- **The exercise**
Count every line below that contains "screenshot", then state the total with no other output.
— begin Material to process —
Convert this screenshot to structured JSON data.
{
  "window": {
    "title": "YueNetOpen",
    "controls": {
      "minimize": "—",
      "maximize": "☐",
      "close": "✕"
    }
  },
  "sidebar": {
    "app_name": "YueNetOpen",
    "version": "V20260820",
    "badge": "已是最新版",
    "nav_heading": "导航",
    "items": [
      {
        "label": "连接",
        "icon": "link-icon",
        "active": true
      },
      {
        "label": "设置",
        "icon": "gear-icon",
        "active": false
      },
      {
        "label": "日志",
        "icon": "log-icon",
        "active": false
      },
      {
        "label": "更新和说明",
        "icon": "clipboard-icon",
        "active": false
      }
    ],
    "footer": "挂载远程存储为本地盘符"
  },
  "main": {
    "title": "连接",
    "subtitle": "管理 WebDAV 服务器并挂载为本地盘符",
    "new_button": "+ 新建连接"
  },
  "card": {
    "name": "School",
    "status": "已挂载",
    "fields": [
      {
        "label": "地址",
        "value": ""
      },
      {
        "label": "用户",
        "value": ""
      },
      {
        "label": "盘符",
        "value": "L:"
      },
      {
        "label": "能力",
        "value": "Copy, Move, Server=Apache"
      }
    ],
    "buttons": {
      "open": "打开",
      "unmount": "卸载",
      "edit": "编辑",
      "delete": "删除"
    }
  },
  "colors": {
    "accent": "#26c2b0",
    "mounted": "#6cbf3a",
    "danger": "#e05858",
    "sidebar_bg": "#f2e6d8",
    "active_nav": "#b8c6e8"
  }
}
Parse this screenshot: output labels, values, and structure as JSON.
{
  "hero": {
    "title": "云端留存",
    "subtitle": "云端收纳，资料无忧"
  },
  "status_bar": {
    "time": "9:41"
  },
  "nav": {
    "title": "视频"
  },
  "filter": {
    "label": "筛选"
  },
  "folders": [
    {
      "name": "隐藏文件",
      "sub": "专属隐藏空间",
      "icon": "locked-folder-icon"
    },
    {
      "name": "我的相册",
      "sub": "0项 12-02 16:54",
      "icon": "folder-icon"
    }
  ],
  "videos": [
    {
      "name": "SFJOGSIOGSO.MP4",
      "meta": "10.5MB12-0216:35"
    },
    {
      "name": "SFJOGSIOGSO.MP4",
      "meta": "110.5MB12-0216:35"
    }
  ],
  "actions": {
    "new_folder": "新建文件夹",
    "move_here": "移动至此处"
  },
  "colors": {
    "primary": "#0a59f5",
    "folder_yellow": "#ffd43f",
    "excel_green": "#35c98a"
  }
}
— end Material to process —
- **Output below**
2